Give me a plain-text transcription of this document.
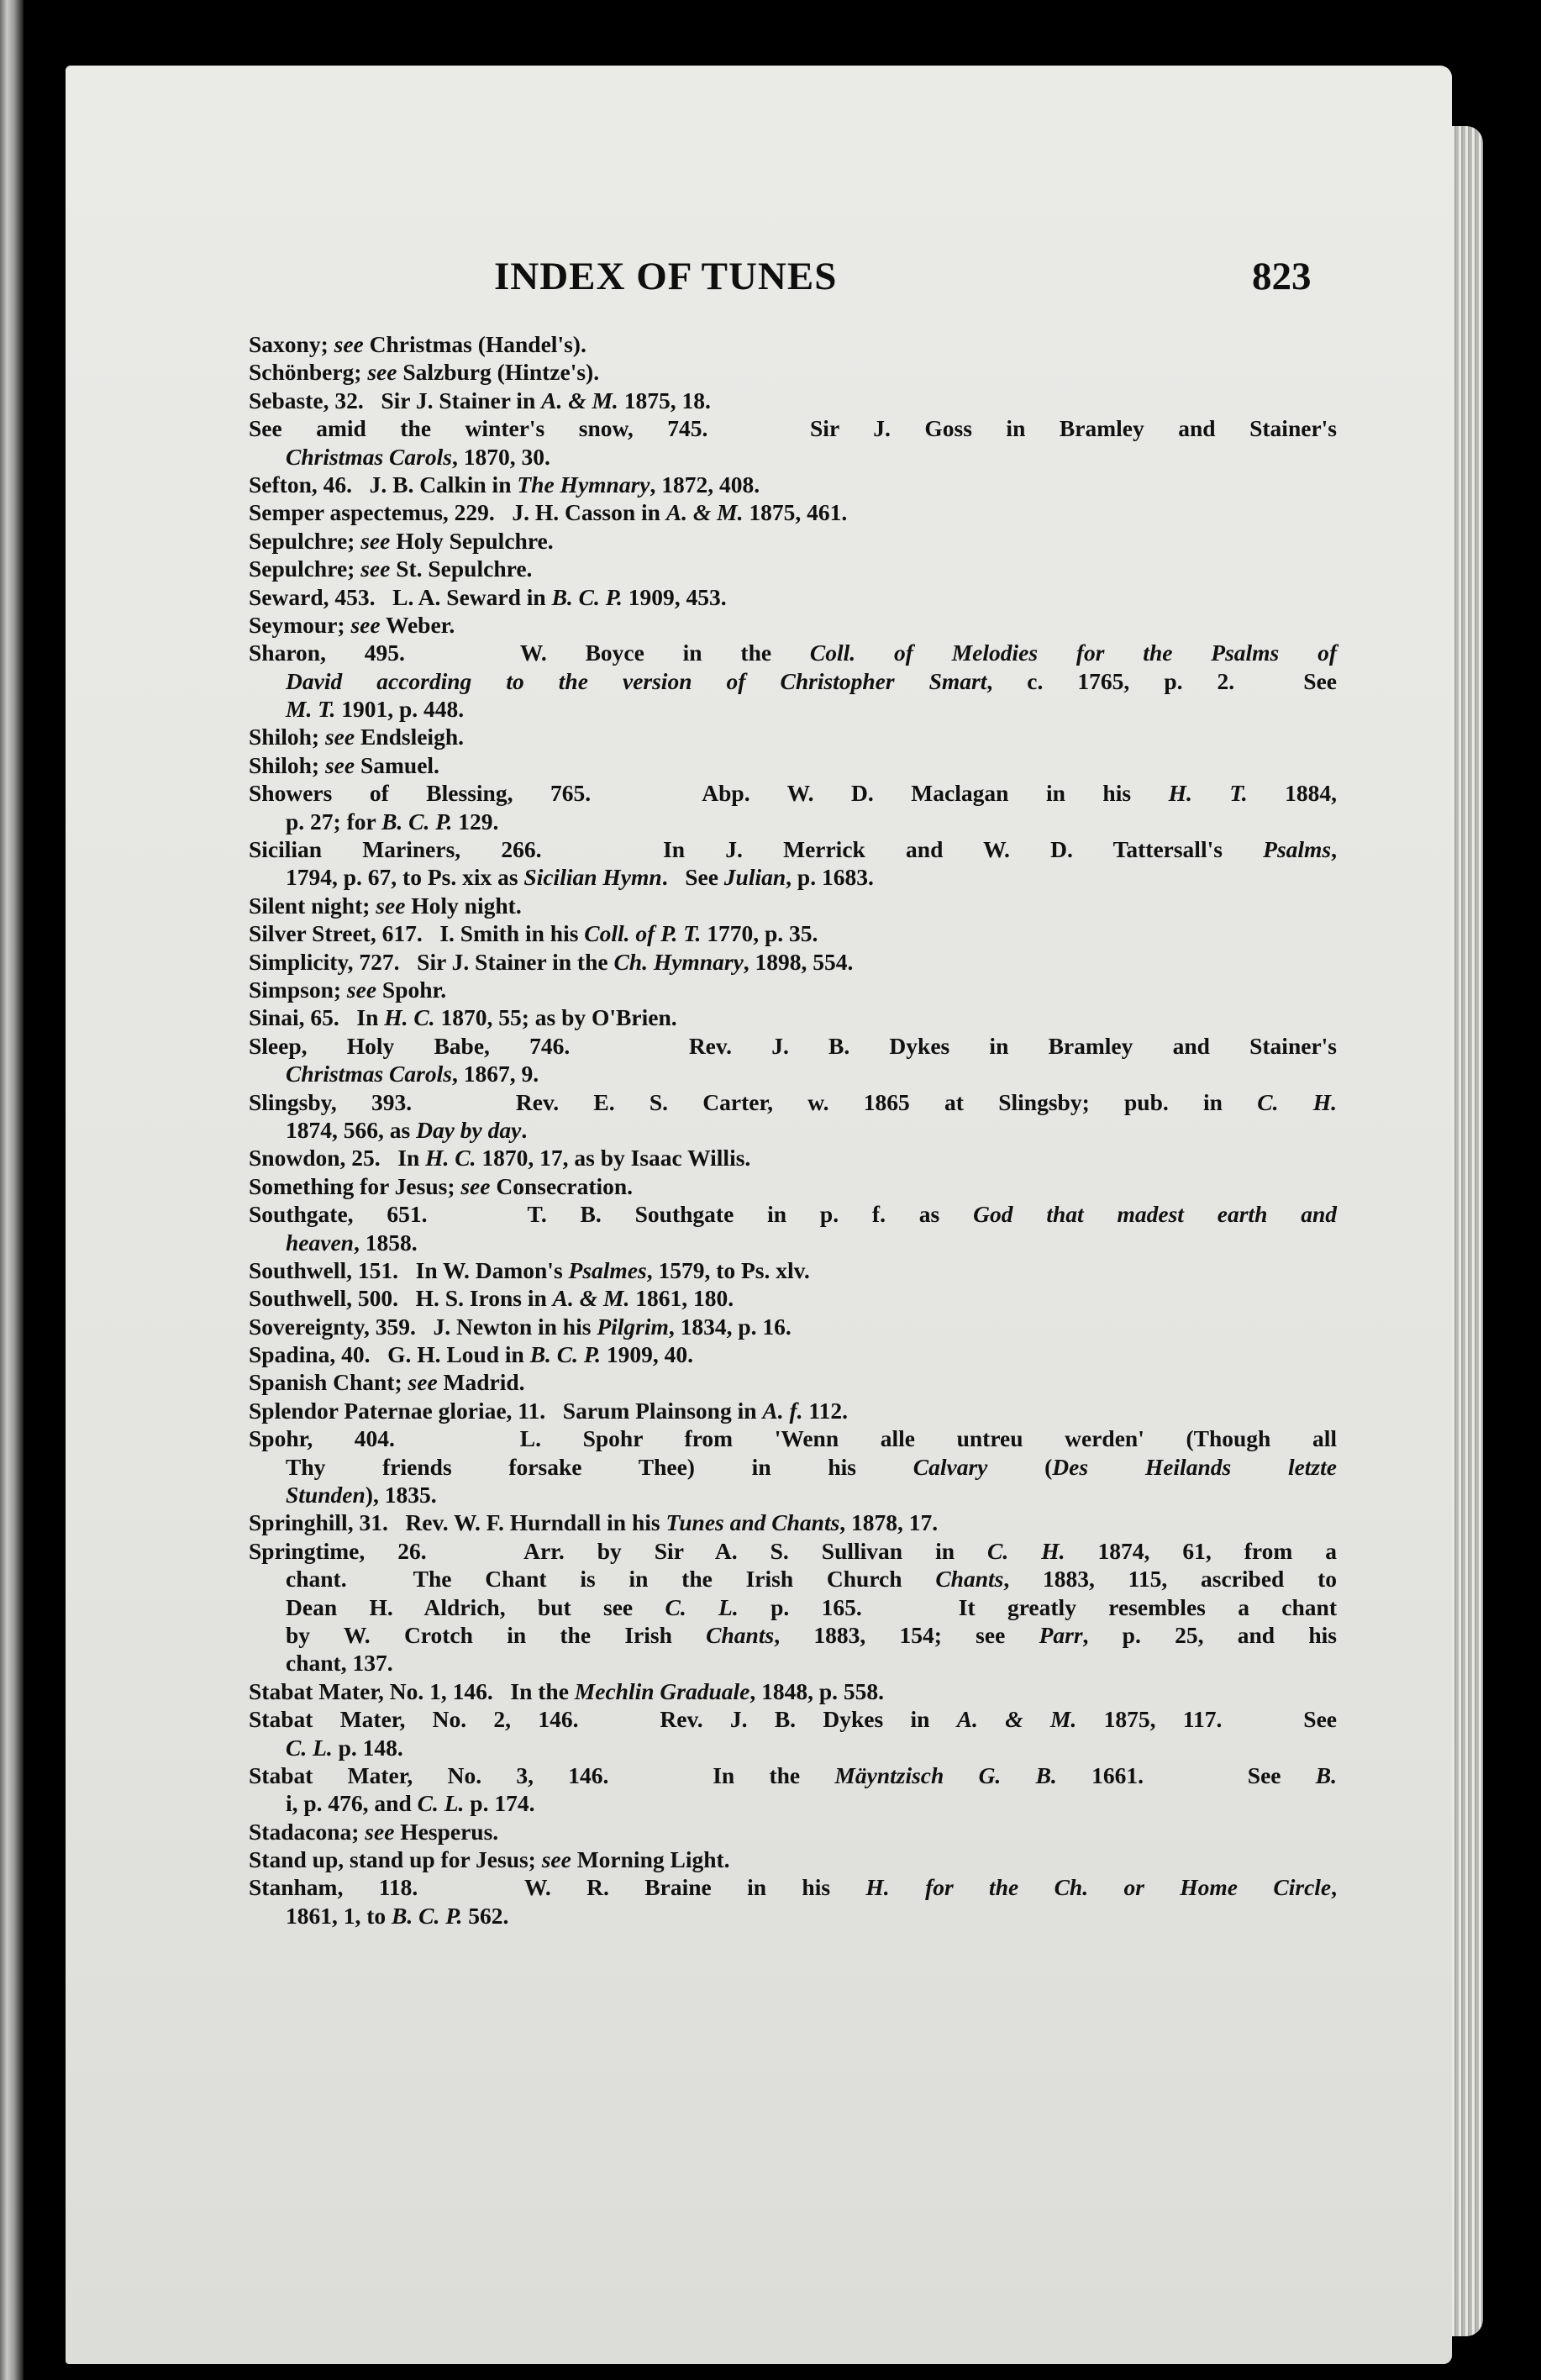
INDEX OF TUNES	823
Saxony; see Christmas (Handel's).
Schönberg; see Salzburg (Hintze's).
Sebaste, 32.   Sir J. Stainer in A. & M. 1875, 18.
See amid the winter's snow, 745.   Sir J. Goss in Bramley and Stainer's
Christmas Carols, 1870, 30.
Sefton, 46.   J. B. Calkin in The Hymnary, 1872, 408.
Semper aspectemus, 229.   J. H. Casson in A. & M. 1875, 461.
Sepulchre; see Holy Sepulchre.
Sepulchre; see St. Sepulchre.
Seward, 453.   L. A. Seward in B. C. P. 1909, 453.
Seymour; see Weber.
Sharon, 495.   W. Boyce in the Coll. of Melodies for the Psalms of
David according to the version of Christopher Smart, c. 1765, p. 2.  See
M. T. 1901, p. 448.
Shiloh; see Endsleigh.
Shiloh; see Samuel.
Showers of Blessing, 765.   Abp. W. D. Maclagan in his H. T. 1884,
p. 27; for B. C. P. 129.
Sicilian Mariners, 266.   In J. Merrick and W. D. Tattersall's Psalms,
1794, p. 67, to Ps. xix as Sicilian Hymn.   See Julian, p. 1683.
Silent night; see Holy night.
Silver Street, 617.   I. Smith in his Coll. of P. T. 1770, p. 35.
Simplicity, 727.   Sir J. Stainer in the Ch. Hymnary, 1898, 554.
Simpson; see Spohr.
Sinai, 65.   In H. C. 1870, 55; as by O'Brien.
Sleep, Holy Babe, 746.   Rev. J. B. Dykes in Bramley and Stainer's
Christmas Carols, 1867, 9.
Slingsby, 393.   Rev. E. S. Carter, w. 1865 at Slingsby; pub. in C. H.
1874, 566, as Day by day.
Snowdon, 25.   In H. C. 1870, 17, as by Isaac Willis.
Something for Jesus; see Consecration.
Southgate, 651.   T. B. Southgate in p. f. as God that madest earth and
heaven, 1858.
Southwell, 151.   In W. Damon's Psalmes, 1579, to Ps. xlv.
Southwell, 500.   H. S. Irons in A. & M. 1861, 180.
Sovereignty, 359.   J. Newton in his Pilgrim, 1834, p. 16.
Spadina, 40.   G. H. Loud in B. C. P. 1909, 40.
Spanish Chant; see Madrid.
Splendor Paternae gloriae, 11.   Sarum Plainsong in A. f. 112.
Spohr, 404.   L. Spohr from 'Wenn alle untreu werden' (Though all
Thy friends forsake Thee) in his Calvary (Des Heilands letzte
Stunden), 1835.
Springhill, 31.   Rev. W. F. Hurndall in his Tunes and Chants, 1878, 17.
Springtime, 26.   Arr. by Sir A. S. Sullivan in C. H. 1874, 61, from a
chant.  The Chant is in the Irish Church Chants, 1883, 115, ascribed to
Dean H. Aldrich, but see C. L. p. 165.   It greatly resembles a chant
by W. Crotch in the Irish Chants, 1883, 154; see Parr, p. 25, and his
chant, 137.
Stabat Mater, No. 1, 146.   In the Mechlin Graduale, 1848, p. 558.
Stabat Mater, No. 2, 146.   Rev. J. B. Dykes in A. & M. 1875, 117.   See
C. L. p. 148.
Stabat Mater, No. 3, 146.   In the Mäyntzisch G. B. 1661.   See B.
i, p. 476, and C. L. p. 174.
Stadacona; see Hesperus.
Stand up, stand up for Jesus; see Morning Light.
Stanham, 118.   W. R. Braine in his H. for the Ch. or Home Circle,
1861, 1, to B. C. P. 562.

::::::::

= Stated goal =
What is the number of lines in the data that hold the word "Coll"? Reply with that number and nothing else.

= Worked solution =
2